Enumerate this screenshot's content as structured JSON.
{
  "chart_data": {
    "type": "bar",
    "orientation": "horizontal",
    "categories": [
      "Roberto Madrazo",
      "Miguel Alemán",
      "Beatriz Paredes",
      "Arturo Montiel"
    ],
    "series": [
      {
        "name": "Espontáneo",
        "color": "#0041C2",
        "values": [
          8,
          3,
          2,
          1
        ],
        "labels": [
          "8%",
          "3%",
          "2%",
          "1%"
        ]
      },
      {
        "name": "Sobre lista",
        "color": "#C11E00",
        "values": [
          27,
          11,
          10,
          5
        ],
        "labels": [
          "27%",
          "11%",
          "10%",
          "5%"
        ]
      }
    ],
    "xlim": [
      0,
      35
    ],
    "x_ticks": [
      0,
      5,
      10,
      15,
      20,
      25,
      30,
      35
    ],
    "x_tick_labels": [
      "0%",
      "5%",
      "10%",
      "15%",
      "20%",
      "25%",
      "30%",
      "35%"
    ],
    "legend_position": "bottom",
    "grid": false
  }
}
########################################
WORK TO BE COMPLETED: The records above should all be quoted exactly, please.

SOLUTION BELOW:
Enumerate this screenshot's content as structured JSON.
{
  "chart_data": {
    "type": "bar",
    "orientation": "horizontal",
    "categories": [
      "Roberto Madrazo",
      "Miguel Alemán",
      "Beatriz Paredes",
      "Arturo Montiel"
    ],
    "series": [
      {
        "name": "Espontáneo",
        "color": "#0041C2",
        "values": [
          8,
          3,
          2,
          1
        ],
        "labels": [
          "8%",
          "3%",
          "2%",
          "1%"
        ]
      },
      {
        "name": "Sobre lista",
        "color": "#C11E00",
        "values": [
          27,
          11,
          10,
          5
        ],
        "labels": [
          "27%",
          "11%",
          "10%",
          "5%"
        ]
      }
    ],
    "xlim": [
      0,
      35
    ],
    "x_ticks": [
      0,
      5,
      10,
      15,
      20,
      25,
      30,
      35
    ],
    "x_tick_labels": [
      "0%",
      "5%",
      "10%",
      "15%",
      "20%",
      "25%",
      "30%",
      "35%"
    ],
    "legend_position": "bottom",
    "grid": false
  }
}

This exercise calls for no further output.